Requirements>
Go through the entries below and pick out every line with "JSON".
======== Exercise material ========
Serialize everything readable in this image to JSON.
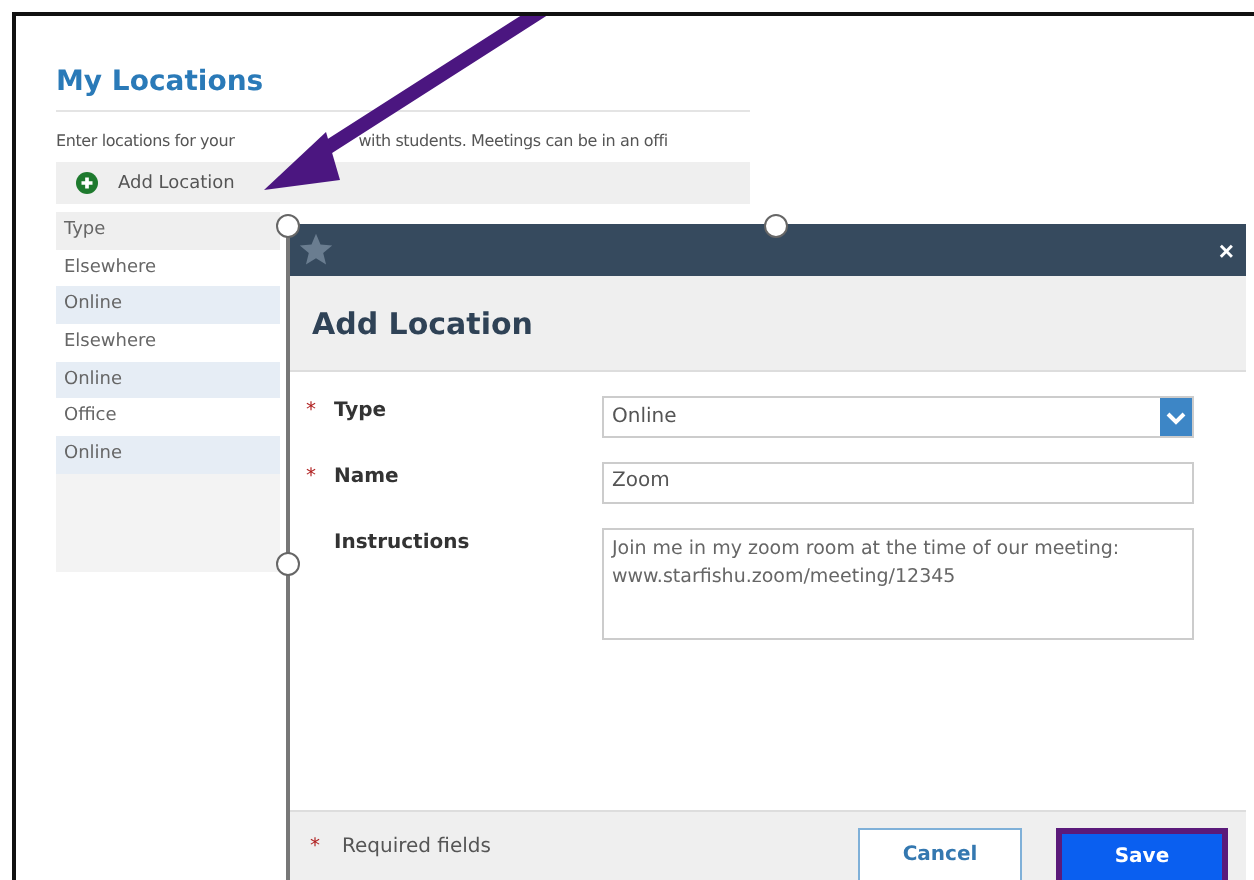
{
  "page": {
    "title": "My Locations",
    "description": [
      "Enter locations for your",
      "with students. Meetings can be in an offi"
    ],
    "toolbar": {
      "add_label": "Add Location"
    },
    "table": {
      "header": "Type",
      "rows": [
        "Elsewhere",
        "Online",
        "Elsewhere",
        "Online",
        "Office",
        "Online"
      ]
    }
  },
  "dialog": {
    "close": "×",
    "title": "Add Location",
    "fields": [
      {
        "kind": "select",
        "label": "Type",
        "required": true,
        "value": "Online"
      },
      {
        "kind": "text",
        "label": "Name",
        "required": true,
        "value": "Zoom"
      },
      {
        "kind": "textarea",
        "label": "Instructions",
        "required": false,
        "value": "Join me in my zoom room at the time of our meeting: www.starfishu.zoom/meeting/12345"
      }
    ],
    "footer": {
      "required_mark": "*",
      "required_note": "Required fields",
      "buttons": [
        {
          "label": "Cancel",
          "kind": "secondary",
          "highlighted": false
        },
        {
          "label": "Save",
          "kind": "primary",
          "highlighted": true
        }
      ]
    }
  }
}
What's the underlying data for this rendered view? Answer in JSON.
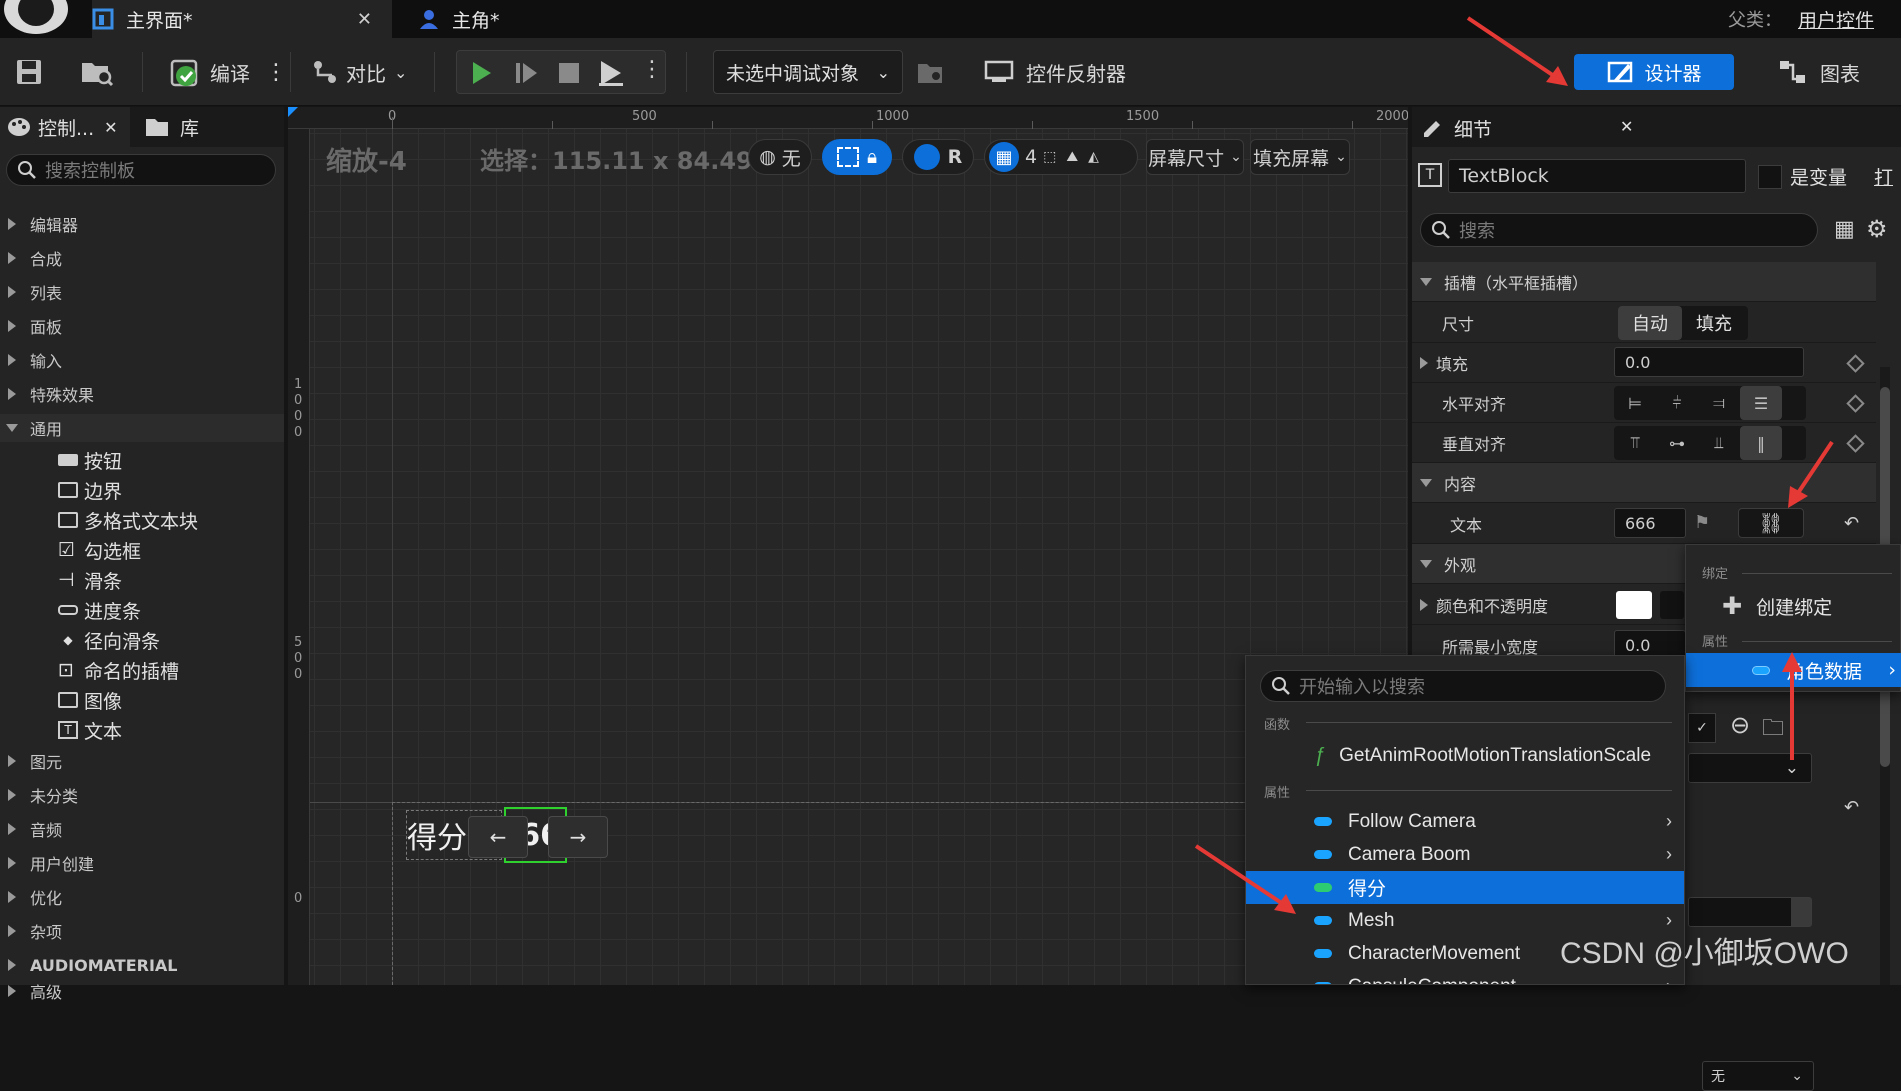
{
  "tabs": [
    {
      "label": "主界面*",
      "active": true
    },
    {
      "label": "主角*",
      "active": false
    }
  ],
  "parent_class": {
    "label": "父类：",
    "value": "用户控件"
  },
  "toolbar": {
    "compile": "编译",
    "diff": "对比",
    "debug_object": "未选中调试对象",
    "widget_reflector": "控件反射器",
    "designer": "设计器",
    "graph": "图表"
  },
  "left_panel": {
    "tab_palette": "控制...",
    "tab_library": "库",
    "search_placeholder": "搜索控制板",
    "categories_top": [
      "编辑器",
      "合成",
      "列表",
      "面板",
      "输入",
      "特殊效果",
      "通用"
    ],
    "common_items": [
      "按钮",
      "边界",
      "多格式文本块",
      "勾选框",
      "滑条",
      "进度条",
      "径向滑条",
      "命名的插槽",
      "图像",
      "文本"
    ],
    "categories_bottom": [
      "图元",
      "未分类",
      "音频",
      "用户创建",
      "优化",
      "杂项",
      "AUDIOMATERIAL",
      "高级"
    ]
  },
  "canvas": {
    "zoom": "缩放-4",
    "selection": "选择：115.11 x 84.49",
    "locale": "无",
    "r_button": "R",
    "grid_snap": "4",
    "screen_size": "屏幕尺寸",
    "fill_screen": "填充屏幕",
    "ruler_top": [
      "0",
      "500",
      "1000",
      "1500",
      "2000"
    ],
    "ruler_left": [
      "1000",
      "500",
      "0"
    ],
    "widget_label": "得分",
    "widget_value": "666",
    "nav_left": "←",
    "nav_right": "→"
  },
  "details": {
    "title": "细节",
    "widget_name": "TextBlock",
    "is_variable": "是变量",
    "open_hint": "打",
    "search_placeholder": "搜索",
    "slot_category": "插槽（水平框插槽）",
    "size_label": "尺寸",
    "size_auto": "自动",
    "size_fill": "填充",
    "padding_label": "填充",
    "padding_value": "0.0",
    "halign_label": "水平对齐",
    "valign_label": "垂直对齐",
    "content_category": "内容",
    "text_label": "文本",
    "text_value": "666",
    "appearance_category": "外观",
    "color_label": "颜色和不透明度",
    "min_width_label": "所需最小宽度",
    "min_width_value": "0.0",
    "bottom_dropdown": "无"
  },
  "bind_menu": {
    "header_bind": "绑定",
    "create_binding": "创建绑定",
    "header_property": "属性",
    "character_data": "角色数据"
  },
  "prop_menu": {
    "search_placeholder": "开始输入以搜索",
    "header_functions": "函数",
    "function_item": "GetAnimRootMotionTranslationScale",
    "header_properties": "属性",
    "items": [
      "Follow Camera",
      "Camera Boom",
      "得分",
      "Mesh",
      "CharacterMovement",
      "CapsuleComponent"
    ],
    "selected": "得分"
  },
  "watermark": "CSDN @小御坂OWO",
  "colors": {
    "accent": "#0d6fd9",
    "annotation": "#e53935",
    "play": "#4caf50"
  }
}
========
Exercise result>
Serialize everything readable in this image to JSON.
What's the underlying data for this rendered view? Answer in JSON.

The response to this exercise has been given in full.